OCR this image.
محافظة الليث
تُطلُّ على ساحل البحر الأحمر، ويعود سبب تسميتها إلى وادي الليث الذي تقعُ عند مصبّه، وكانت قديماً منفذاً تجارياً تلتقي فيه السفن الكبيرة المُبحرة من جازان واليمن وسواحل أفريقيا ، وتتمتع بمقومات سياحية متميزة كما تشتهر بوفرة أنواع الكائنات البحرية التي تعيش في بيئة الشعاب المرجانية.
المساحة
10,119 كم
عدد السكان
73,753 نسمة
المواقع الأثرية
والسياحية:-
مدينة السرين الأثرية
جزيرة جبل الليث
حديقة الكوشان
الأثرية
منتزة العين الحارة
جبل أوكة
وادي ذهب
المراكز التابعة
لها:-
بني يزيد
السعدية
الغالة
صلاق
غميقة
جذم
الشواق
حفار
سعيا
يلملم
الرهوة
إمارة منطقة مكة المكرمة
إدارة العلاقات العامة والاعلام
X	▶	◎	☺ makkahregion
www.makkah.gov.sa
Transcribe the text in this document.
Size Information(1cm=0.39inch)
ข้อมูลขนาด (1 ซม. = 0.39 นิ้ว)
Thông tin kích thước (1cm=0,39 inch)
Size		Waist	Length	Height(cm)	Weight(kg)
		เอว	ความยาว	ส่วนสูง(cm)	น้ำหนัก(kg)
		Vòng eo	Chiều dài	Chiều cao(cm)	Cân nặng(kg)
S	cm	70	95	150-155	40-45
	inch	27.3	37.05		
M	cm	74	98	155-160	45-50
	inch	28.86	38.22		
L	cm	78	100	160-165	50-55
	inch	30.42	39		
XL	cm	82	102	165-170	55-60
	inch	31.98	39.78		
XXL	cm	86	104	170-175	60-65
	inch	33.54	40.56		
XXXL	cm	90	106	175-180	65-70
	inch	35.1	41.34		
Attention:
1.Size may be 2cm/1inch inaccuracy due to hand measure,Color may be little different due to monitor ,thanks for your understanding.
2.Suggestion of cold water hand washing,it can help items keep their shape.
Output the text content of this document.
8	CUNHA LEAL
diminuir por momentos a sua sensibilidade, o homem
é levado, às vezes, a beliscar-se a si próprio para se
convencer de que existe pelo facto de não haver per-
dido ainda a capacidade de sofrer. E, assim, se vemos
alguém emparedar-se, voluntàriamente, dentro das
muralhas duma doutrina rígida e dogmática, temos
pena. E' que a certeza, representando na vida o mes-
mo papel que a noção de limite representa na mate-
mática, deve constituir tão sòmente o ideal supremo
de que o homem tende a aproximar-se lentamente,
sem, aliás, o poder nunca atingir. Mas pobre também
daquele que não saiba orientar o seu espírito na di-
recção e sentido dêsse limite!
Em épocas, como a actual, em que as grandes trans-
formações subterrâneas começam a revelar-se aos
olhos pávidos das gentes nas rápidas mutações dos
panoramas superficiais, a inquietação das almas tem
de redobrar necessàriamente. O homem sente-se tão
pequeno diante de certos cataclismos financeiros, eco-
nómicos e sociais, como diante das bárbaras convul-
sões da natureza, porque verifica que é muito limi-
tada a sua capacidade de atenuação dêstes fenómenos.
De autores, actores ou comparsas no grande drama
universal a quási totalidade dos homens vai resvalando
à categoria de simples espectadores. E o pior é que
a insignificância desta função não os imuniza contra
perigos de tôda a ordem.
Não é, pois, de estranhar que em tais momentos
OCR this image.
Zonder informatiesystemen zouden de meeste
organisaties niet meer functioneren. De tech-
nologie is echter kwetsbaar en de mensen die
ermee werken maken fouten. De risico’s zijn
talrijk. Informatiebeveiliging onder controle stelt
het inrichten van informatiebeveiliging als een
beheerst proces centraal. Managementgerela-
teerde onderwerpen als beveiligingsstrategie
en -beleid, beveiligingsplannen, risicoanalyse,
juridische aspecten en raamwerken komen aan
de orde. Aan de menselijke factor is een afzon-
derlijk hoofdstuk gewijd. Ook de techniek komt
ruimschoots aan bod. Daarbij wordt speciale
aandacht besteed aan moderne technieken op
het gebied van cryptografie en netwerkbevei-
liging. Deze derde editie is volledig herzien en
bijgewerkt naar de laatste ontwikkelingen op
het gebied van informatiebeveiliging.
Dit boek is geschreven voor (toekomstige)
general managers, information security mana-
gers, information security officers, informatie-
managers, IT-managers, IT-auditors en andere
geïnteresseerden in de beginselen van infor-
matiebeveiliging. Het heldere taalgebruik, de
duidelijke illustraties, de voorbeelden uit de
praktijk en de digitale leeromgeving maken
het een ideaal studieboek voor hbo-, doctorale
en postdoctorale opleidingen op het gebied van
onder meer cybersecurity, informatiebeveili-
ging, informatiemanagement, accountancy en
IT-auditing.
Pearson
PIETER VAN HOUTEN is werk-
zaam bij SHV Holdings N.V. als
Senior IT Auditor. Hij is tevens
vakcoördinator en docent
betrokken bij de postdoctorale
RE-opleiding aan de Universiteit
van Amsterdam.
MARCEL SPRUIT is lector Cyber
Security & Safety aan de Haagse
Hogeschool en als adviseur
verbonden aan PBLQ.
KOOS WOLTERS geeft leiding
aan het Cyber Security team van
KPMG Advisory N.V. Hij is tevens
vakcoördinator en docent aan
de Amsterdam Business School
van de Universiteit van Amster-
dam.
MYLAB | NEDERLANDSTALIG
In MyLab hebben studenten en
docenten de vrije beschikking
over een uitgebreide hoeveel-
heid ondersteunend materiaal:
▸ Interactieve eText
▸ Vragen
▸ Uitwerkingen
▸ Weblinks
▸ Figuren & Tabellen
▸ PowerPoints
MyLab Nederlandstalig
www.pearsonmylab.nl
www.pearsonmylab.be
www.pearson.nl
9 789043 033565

*-*-*

• _Written instruction_
Faithfully transcribe the whole of the data.

• _Task result_
OCR this image.
محافظة الليث
تُطلُّ على ساحل البحر الأحمر، ويعود سبب تسميتها إلى وادي الليث الذي تقعُ عند مصبّه، وكانت قديماً منفذاً تجارياً تلتقي فيه السفن الكبيرة المُبحرة من جازان واليمن وسواحل أفريقيا ، وتتمتع بمقومات سياحية متميزة كما تشتهر بوفرة أنواع الكائنات البحرية التي تعيش في بيئة الشعاب المرجانية.
المساحة
10,119 كم
عدد السكان
73,753 نسمة
المواقع الأثرية
والسياحية:-
مدينة السرين الأثرية
جزيرة جبل الليث
حديقة الكوشان
الأثرية
منتزة العين الحارة
جبل أوكة
وادي ذهب
المراكز التابعة
لها:-
بني يزيد
السعدية
الغالة
صلاق
غميقة
جذم
الشواق
حفار
سعيا
يلملم
الرهوة
إمارة منطقة مكة المكرمة
إدارة العلاقات العامة والاعلام
X	▶	◎	☺ makkahregion
www.makkah.gov.sa
Transcribe the text in this document.
Size Information(1cm=0.39inch)
ข้อมูลขนาด (1 ซม. = 0.39 นิ้ว)
Thông tin kích thước (1cm=0,39 inch)
Size		Waist	Length	Height(cm)	Weight(kg)
		เอว	ความยาว	ส่วนสูง(cm)	น้ำหนัก(kg)
		Vòng eo	Chiều dài	Chiều cao(cm)	Cân nặng(kg)
S	cm	70	95	150-155	40-45
	inch	27.3	37.05		
M	cm	74	98	155-160	45-50
	inch	28.86	38.22		
L	cm	78	100	160-165	50-55
	inch	30.42	39		
XL	cm	82	102	165-170	55-60
	inch	31.98	39.78		
XXL	cm	86	104	170-175	60-65
	inch	33.54	40.56		
XXXL	cm	90	106	175-180	65-70
	inch	35.1	41.34		
Attention:
1.Size may be 2cm/1inch inaccuracy due to hand measure,Color may be little different due to monitor ,thanks for your understanding.
2.Suggestion of cold water hand washing,it can help items keep their shape.
Output the text content of this document.
8	CUNHA LEAL
diminuir por momentos a sua sensibilidade, o homem
é levado, às vezes, a beliscar-se a si próprio para se
convencer de que existe pelo facto de não haver per-
dido ainda a capacidade de sofrer. E, assim, se vemos
alguém emparedar-se, voluntàriamente, dentro das
muralhas duma doutrina rígida e dogmática, temos
pena. E' que a certeza, representando na vida o mes-
mo papel que a noção de limite representa na mate-
mática, deve constituir tão sòmente o ideal supremo
de que o homem tende a aproximar-se lentamente,
sem, aliás, o poder nunca atingir. Mas pobre também
daquele que não saiba orientar o seu espírito na di-
recção e sentido dêsse limite!
Em épocas, como a actual, em que as grandes trans-
formações subterrâneas começam a revelar-se aos
olhos pávidos das gentes nas rápidas mutações dos
panoramas superficiais, a inquietação das almas tem
de redobrar necessàriamente. O homem sente-se tão
pequeno diante de certos cataclismos financeiros, eco-
nómicos e sociais, como diante das bárbaras convul-
sões da natureza, porque verifica que é muito limi-
tada a sua capacidade de atenuação dêstes fenómenos.
De autores, actores ou comparsas no grande drama
universal a quási totalidade dos homens vai resvalando
à categoria de simples espectadores. E o pior é que
a insignificância desta função não os imuniza contra
perigos de tôda a ordem.
Não é, pois, de estranhar que em tais momentos
OCR this image.
Zonder informatiesystemen zouden de meeste
organisaties niet meer functioneren. De tech-
nologie is echter kwetsbaar en de mensen die
ermee werken maken fouten. De risico’s zijn
talrijk. Informatiebeveiliging onder controle stelt
het inrichten van informatiebeveiliging als een
beheerst proces centraal. Managementgerela-
teerde onderwerpen als beveiligingsstrategie
en -beleid, beveiligingsplannen, risicoanalyse,
juridische aspecten en raamwerken komen aan
de orde. Aan de menselijke factor is een afzon-
derlijk hoofdstuk gewijd. Ook de techniek komt
ruimschoots aan bod. Daarbij wordt speciale
aandacht besteed aan moderne technieken op
het gebied van cryptografie en netwerkbevei-
liging. Deze derde editie is volledig herzien en
bijgewerkt naar de laatste ontwikkelingen op
het gebied van informatiebeveiliging.
Dit boek is geschreven voor (toekomstige)
general managers, information security mana-
gers, information security officers, informatie-
managers, IT-managers, IT-auditors en andere
geïnteresseerden in de beginselen van infor-
matiebeveiliging. Het heldere taalgebruik, de
duidelijke illustraties, de voorbeelden uit de
praktijk en de digitale leeromgeving maken
het een ideaal studieboek voor hbo-, doctorale
en postdoctorale opleidingen op het gebied van
onder meer cybersecurity, informatiebeveili-
ging, informatiemanagement, accountancy en
IT-auditing.
Pearson
PIETER VAN HOUTEN is werk-
zaam bij SHV Holdings N.V. als
Senior IT Auditor. Hij is tevens
vakcoördinator en docent
betrokken bij de postdoctorale
RE-opleiding aan de Universiteit
van Amsterdam.
MARCEL SPRUIT is lector Cyber
Security & Safety aan de Haagse
Hogeschool en als adviseur
verbonden aan PBLQ.
KOOS WOLTERS geeft leiding
aan het Cyber Security team van
KPMG Advisory N.V. Hij is tevens
vakcoördinator en docent aan
de Amsterdam Business School
van de Universiteit van Amster-
dam.
MYLAB | NEDERLANDSTALIG
In MyLab hebben studenten en
docenten de vrije beschikking
over een uitgebreide hoeveel-
heid ondersteunend materiaal:
▸ Interactieve eText
▸ Vragen
▸ Uitwerkingen
▸ Weblinks
▸ Figuren & Tabellen
▸ PowerPoints
MyLab Nederlandstalig
www.pearsonmylab.nl
www.pearsonmylab.be
www.pearson.nl
9 789043 033565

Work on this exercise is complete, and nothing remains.